Exercise text:
== == ==
A Novel 8T SRAM-Based In-Memory Computing Architecture for MAC-Derived Logical Functions
Amogh K M, Sunita M S
TL;DR
The paper tackles the energy cost of data movement in Von-Neumann systems by proposing an SRAM-based in-memory computing architecture built on an 8×8 array of 8T cells. It decouples read and write paths to improve reliability over 6T designs and uses charge-sharing on dedicated read bit-lines to perform multi-bit MAC operations, with a MAC decoder converting the analog MAC output into an 8-bit count. This MAC count is then used to infer fundamental logic functions (AND/NAND, NOR/OR, XOR/XNOR) and 1-bit addition without extra logic circuits. Cadence Virtuoso simulations in 90 nm at 1.8 V show 8-bit MAC and derived logic operating at 142.85 MHz with 0.7 ns latency and throughput of 15.8 Mops/s, achieving energy efficiency around 56.56 fJ/bit and highlighting the approach's potential for energy-efficient edge AI. The work demonstrates a practical route to integrating storage and computation in mature SRAM technology, enabling densely parallel MAC and logic within memory arrays.
== == ==
Stored data:
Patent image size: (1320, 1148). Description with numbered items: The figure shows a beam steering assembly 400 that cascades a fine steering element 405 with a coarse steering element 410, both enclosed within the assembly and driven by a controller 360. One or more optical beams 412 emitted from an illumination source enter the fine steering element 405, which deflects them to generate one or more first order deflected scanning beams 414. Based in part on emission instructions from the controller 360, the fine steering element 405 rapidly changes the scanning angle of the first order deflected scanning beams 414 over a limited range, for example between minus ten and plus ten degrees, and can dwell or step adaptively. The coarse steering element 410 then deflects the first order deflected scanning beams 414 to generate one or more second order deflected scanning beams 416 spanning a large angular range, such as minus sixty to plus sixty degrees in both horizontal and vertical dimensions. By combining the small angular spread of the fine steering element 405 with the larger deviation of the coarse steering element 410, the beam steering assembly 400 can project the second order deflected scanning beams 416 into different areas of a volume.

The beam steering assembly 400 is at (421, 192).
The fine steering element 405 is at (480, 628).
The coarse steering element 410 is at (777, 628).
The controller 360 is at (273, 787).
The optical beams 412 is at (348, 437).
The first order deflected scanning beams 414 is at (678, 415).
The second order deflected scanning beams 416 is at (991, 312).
== == ==
Problem details: In the SRAM in-memory computing summary, what clock frequency is reported for the simulated 8-bit MAC and derived logic?

Your response: 142.85 MHz